## AIM
An exact copy of all the data is required, with pictures left out.

## DATA SUPPLIED
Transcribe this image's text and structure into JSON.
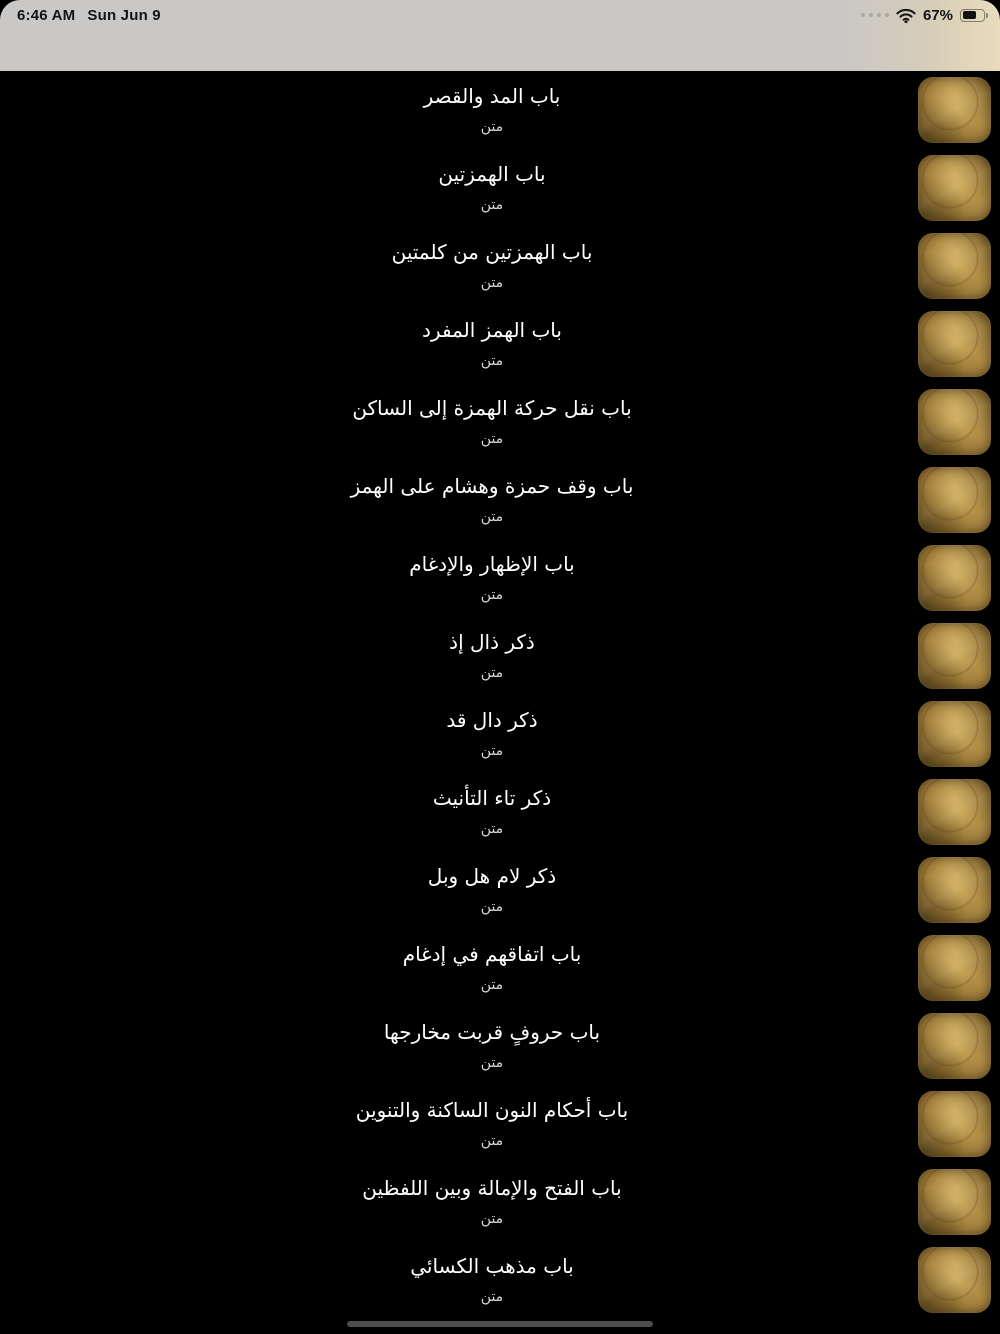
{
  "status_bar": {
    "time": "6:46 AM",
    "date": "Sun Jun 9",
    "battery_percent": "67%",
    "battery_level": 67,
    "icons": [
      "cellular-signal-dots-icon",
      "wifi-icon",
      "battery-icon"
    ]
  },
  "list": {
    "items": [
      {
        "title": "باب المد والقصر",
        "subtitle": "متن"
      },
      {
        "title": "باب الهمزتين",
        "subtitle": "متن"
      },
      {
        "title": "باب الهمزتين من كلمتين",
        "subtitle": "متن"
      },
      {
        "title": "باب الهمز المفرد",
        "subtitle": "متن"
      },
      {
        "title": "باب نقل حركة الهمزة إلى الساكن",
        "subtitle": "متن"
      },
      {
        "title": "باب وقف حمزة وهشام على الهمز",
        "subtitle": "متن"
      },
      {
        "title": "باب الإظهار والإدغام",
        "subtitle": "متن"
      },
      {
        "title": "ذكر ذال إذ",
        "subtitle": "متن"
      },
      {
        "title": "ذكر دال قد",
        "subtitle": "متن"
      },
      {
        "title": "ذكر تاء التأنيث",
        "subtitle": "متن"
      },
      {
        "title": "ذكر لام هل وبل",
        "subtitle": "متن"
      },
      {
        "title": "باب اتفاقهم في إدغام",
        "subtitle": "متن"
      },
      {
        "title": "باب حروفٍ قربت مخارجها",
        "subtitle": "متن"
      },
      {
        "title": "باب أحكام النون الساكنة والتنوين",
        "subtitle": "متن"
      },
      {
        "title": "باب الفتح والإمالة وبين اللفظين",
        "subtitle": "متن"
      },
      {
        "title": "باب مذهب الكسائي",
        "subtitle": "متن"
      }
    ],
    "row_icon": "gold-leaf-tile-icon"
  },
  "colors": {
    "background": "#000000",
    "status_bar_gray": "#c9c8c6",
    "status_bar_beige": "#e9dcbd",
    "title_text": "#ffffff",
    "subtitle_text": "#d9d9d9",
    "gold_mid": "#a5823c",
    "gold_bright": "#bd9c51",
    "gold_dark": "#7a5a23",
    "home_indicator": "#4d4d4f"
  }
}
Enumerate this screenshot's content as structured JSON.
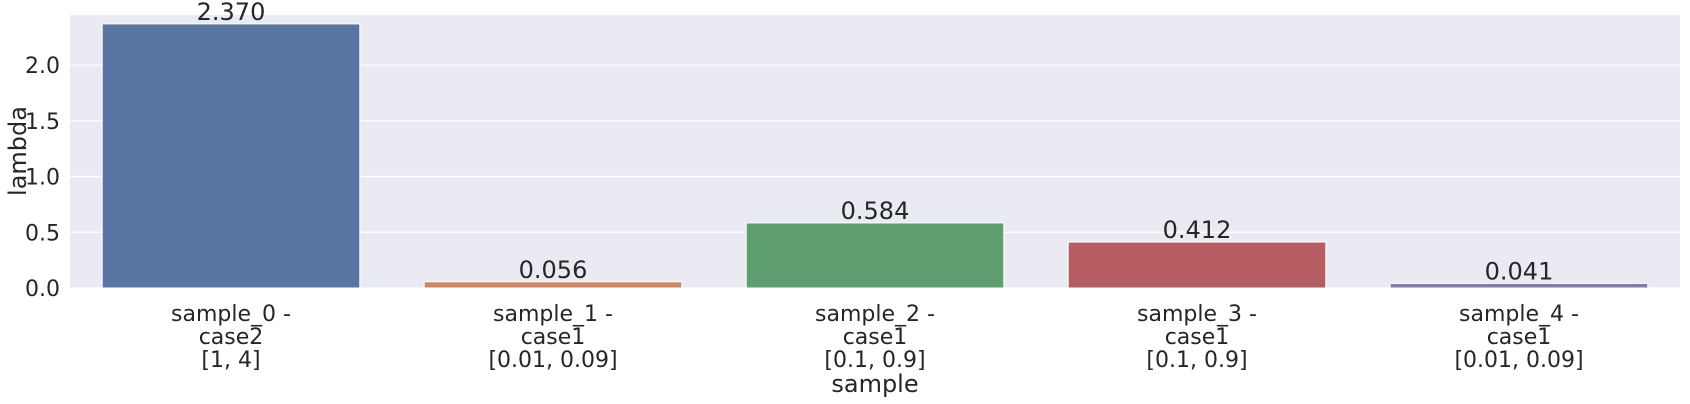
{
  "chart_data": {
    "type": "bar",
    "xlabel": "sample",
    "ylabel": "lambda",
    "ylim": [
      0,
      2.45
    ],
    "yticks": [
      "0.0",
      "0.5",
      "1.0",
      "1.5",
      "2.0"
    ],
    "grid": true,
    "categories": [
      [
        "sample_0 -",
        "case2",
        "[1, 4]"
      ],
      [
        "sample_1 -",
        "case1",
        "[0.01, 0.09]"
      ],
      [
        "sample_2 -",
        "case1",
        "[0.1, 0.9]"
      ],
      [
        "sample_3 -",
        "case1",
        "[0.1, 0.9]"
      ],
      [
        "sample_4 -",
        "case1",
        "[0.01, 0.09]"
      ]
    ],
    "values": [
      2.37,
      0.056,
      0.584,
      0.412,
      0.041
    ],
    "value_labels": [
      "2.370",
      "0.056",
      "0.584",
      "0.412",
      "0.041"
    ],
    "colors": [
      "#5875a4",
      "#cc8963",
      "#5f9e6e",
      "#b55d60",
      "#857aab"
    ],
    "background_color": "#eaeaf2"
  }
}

## RESULT FOR THIS EXERCISE
Transcribe this image's text and structure into JSON.
{
  "status_bar": {
    "time": "6:46 AM",
    "date": "Sun Jun 9",
    "battery_percent": "67%",
    "battery_level": 67,
    "icons": [
      "cellular-signal-dots-icon",
      "wifi-icon",
      "battery-icon"
    ]
  },
  "list": {
    "items": [
      {
        "title": "باب المد والقصر",
        "subtitle": "متن"
      },
      {
        "title": "باب الهمزتين",
        "subtitle": "متن"
      },
      {
        "title": "باب الهمزتين من كلمتين",
        "subtitle": "متن"
      },
      {
        "title": "باب الهمز المفرد",
        "subtitle": "متن"
      },
      {
        "title": "باب نقل حركة الهمزة إلى الساكن",
        "subtitle": "متن"
      },
      {
        "title": "باب وقف حمزة وهشام على الهمز",
        "subtitle": "متن"
      },
      {
        "title": "باب الإظهار والإدغام",
        "subtitle": "متن"
      },
      {
        "title": "ذكر ذال إذ",
        "subtitle": "متن"
      },
      {
        "title": "ذكر دال قد",
        "subtitle": "متن"
      },
      {
        "title": "ذكر تاء التأنيث",
        "subtitle": "متن"
      },
      {
        "title": "ذكر لام هل وبل",
        "subtitle": "متن"
      },
      {
        "title": "باب اتفاقهم في إدغام",
        "subtitle": "متن"
      },
      {
        "title": "باب حروفٍ قربت مخارجها",
        "subtitle": "متن"
      },
      {
        "title": "باب أحكام النون الساكنة والتنوين",
        "subtitle": "متن"
      },
      {
        "title": "باب الفتح والإمالة وبين اللفظين",
        "subtitle": "متن"
      },
      {
        "title": "باب مذهب الكسائي",
        "subtitle": "متن"
      }
    ],
    "row_icon": "gold-leaf-tile-icon"
  },
  "colors": {
    "background": "#000000",
    "status_bar_gray": "#c9c8c6",
    "status_bar_beige": "#e9dcbd",
    "title_text": "#ffffff",
    "subtitle_text": "#d9d9d9",
    "gold_mid": "#a5823c",
    "gold_bright": "#bd9c51",
    "gold_dark": "#7a5a23",
    "home_indicator": "#4d4d4f"
  }
}
Enumerate this screenshot's content as structured JSON.
{
  "chart_data": {
    "type": "bar",
    "xlabel": "sample",
    "ylabel": "lambda",
    "ylim": [
      0,
      2.45
    ],
    "yticks": [
      "0.0",
      "0.5",
      "1.0",
      "1.5",
      "2.0"
    ],
    "grid": true,
    "categories": [
      [
        "sample_0 -",
        "case2",
        "[1, 4]"
      ],
      [
        "sample_1 -",
        "case1",
        "[0.01, 0.09]"
      ],
      [
        "sample_2 -",
        "case1",
        "[0.1, 0.9]"
      ],
      [
        "sample_3 -",
        "case1",
        "[0.1, 0.9]"
      ],
      [
        "sample_4 -",
        "case1",
        "[0.01, 0.09]"
      ]
    ],
    "values": [
      2.37,
      0.056,
      0.584,
      0.412,
      0.041
    ],
    "value_labels": [
      "2.370",
      "0.056",
      "0.584",
      "0.412",
      "0.041"
    ],
    "colors": [
      "#5875a4",
      "#cc8963",
      "#5f9e6e",
      "#b55d60",
      "#857aab"
    ],
    "background_color": "#eaeaf2"
  }
}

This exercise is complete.